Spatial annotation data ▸
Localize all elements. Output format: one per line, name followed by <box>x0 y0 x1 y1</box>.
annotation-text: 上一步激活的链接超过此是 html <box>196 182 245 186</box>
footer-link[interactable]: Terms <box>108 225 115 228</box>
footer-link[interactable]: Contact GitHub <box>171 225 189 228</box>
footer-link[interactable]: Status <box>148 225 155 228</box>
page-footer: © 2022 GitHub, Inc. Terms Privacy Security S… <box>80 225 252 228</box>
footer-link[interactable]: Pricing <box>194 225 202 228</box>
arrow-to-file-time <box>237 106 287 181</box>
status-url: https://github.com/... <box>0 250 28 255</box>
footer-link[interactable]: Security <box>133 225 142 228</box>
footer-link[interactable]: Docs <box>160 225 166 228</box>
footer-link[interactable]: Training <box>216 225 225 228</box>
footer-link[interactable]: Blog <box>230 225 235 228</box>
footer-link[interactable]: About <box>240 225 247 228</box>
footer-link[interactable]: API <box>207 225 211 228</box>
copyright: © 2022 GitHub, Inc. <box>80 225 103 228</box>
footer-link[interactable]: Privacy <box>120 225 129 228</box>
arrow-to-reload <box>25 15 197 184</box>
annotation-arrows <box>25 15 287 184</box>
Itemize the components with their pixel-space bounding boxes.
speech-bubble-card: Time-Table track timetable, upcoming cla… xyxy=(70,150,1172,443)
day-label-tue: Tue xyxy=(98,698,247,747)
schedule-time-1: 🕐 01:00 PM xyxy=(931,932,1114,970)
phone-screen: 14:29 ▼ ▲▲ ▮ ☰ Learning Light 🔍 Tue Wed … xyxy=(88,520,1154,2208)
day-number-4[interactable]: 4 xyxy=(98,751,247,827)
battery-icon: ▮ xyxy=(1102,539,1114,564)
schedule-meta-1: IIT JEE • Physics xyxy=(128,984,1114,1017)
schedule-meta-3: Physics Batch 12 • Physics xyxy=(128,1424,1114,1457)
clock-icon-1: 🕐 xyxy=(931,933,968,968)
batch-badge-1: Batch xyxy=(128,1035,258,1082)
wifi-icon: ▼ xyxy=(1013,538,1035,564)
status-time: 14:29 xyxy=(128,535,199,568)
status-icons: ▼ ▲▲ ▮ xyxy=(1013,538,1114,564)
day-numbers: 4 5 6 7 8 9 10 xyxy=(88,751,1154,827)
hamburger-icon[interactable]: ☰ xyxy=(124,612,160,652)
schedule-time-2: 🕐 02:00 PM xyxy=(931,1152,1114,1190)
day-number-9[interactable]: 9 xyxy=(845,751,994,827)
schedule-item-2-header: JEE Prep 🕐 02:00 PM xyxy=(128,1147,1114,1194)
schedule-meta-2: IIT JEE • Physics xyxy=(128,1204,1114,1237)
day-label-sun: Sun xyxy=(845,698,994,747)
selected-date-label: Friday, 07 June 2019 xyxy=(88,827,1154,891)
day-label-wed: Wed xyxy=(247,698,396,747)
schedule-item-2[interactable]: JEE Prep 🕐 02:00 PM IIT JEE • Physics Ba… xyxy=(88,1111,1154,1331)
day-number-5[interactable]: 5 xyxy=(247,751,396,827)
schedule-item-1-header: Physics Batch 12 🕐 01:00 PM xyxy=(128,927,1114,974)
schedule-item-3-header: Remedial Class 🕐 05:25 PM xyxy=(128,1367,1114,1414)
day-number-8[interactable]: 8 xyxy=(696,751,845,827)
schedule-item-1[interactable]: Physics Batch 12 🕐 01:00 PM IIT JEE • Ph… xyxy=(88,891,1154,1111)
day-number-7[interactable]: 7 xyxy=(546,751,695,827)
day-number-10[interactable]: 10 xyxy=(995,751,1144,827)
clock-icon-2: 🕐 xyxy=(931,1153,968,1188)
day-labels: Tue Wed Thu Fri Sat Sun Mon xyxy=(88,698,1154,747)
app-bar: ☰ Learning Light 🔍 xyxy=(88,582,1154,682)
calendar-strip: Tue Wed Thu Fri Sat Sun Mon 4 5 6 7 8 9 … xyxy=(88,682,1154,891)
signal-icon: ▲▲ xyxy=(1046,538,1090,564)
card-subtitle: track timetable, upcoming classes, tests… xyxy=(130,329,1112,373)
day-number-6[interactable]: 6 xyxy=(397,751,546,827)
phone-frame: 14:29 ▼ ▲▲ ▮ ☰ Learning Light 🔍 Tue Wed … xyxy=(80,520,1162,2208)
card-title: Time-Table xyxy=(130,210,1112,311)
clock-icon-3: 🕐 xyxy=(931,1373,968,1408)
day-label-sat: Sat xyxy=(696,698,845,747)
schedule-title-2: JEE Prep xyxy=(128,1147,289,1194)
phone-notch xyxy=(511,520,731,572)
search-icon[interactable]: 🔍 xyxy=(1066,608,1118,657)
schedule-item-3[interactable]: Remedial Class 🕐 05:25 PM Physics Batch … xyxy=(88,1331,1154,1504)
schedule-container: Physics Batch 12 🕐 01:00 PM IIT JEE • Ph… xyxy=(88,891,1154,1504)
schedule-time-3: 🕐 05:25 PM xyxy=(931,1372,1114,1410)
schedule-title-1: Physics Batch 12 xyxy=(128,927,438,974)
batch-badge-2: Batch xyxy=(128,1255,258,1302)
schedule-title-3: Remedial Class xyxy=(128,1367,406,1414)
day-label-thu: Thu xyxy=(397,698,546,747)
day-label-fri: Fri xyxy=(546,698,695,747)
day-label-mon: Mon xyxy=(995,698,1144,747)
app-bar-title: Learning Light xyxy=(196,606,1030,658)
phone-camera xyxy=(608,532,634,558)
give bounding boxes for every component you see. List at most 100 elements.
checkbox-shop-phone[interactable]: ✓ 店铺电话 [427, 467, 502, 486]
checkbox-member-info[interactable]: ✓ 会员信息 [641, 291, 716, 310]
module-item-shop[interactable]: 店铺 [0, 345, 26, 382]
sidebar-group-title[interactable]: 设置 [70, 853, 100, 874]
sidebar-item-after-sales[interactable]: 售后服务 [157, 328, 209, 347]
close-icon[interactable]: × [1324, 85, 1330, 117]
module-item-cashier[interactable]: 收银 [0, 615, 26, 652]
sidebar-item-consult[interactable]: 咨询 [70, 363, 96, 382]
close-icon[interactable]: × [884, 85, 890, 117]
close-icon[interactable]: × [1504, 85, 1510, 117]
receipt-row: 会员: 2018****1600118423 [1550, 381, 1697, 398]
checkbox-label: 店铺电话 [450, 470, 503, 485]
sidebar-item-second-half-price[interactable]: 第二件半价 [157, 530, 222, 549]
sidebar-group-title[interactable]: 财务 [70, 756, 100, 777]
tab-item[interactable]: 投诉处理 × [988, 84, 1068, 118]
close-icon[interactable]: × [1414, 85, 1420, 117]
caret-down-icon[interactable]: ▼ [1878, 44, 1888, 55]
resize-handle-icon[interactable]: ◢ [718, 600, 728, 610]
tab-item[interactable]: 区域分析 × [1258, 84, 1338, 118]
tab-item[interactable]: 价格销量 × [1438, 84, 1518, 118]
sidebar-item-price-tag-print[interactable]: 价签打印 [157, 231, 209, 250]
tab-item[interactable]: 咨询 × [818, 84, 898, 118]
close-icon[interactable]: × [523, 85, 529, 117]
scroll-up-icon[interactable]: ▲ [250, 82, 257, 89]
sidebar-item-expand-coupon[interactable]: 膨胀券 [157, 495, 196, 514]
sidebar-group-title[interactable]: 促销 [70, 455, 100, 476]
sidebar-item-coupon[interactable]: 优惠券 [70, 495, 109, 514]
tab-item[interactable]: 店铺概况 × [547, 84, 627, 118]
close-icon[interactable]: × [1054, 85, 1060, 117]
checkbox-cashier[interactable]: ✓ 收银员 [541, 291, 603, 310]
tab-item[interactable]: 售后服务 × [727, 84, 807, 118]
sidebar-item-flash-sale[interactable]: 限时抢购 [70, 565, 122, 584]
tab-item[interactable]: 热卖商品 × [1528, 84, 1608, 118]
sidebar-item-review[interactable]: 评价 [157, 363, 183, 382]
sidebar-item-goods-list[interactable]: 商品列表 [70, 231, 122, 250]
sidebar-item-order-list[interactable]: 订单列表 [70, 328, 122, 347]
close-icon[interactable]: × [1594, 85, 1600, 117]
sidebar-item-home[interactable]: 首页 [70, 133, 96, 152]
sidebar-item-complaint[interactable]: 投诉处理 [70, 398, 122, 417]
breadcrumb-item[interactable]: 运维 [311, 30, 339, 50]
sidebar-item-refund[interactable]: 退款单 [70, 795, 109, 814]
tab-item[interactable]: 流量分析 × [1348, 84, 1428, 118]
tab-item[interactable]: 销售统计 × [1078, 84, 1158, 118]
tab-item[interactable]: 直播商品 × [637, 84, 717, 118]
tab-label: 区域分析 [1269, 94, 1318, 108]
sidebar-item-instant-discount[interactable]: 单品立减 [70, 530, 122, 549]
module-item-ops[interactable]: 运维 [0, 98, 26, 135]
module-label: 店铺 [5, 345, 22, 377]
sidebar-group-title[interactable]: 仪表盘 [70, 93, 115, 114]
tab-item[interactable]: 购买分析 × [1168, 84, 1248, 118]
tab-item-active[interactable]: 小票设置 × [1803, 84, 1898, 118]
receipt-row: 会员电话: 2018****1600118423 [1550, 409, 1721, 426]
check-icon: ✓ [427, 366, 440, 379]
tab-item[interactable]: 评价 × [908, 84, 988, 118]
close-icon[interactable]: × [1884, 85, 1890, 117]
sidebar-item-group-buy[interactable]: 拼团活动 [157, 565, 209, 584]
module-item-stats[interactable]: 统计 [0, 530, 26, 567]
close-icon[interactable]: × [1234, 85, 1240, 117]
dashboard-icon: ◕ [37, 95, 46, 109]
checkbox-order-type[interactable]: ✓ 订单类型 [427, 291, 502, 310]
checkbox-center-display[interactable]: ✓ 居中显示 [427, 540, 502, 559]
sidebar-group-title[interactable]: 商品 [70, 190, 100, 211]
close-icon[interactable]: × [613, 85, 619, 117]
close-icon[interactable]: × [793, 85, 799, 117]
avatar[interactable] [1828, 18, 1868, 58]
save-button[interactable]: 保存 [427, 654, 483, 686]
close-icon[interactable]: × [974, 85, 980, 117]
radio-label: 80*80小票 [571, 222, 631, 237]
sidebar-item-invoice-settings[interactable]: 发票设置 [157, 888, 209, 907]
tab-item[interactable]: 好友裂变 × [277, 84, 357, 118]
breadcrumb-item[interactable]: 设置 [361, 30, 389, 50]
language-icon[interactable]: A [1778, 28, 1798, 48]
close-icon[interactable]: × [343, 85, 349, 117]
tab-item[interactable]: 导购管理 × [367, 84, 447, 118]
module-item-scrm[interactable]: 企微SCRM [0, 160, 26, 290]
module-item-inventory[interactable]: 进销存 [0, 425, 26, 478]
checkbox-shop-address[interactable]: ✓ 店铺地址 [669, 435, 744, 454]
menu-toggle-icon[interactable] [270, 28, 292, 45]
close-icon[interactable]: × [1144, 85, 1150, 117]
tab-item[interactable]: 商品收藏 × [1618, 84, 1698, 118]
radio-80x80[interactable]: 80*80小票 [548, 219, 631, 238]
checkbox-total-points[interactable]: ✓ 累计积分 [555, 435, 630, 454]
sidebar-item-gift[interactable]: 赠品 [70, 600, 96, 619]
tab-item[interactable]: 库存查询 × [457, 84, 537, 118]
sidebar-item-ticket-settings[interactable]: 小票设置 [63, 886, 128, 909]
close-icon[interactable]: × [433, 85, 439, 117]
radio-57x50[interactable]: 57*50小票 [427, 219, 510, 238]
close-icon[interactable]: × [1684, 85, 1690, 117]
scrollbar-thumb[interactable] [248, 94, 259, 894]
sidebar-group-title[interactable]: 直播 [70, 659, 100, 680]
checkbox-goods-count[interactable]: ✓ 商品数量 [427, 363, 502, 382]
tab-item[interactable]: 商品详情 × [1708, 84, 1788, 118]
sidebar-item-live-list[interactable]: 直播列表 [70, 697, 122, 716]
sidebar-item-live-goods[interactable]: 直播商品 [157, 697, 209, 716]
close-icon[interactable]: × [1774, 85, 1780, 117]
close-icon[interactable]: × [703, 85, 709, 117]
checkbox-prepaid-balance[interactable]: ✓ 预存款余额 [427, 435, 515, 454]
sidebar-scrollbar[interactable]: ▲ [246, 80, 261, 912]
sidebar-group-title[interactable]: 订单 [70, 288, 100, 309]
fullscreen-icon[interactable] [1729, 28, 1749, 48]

Short exercise ▸
Copy the lines of the data above, starting from the very first line and ending with the line that contains "copyright: © 2022", including both of those lines.

Written response ▸
Localize all elements. Output format: one per line, name followed by <box>x0 y0 x1 y1</box>.
annotation-text: 上一步激活的链接超过此是 html <box>196 182 245 186</box>
footer-link[interactable]: Terms <box>108 225 115 228</box>
footer-link[interactable]: Contact GitHub <box>171 225 189 228</box>
footer-link[interactable]: Status <box>148 225 155 228</box>
page-footer: © 2022 GitHub, Inc. Terms Privacy Security S… <box>80 225 252 228</box>
footer-link[interactable]: Pricing <box>194 225 202 228</box>
arrow-to-file-time <box>237 106 287 181</box>
status-url: https://github.com/... <box>0 250 28 255</box>
footer-link[interactable]: Security <box>133 225 142 228</box>
footer-link[interactable]: Docs <box>160 225 166 228</box>
footer-link[interactable]: Training <box>216 225 225 228</box>
footer-link[interactable]: Blog <box>230 225 235 228</box>
footer-link[interactable]: About <box>240 225 247 228</box>
footer-link[interactable]: API <box>207 225 211 228</box>
copyright: © 2022 GitHub, Inc. <box>80 225 103 228</box>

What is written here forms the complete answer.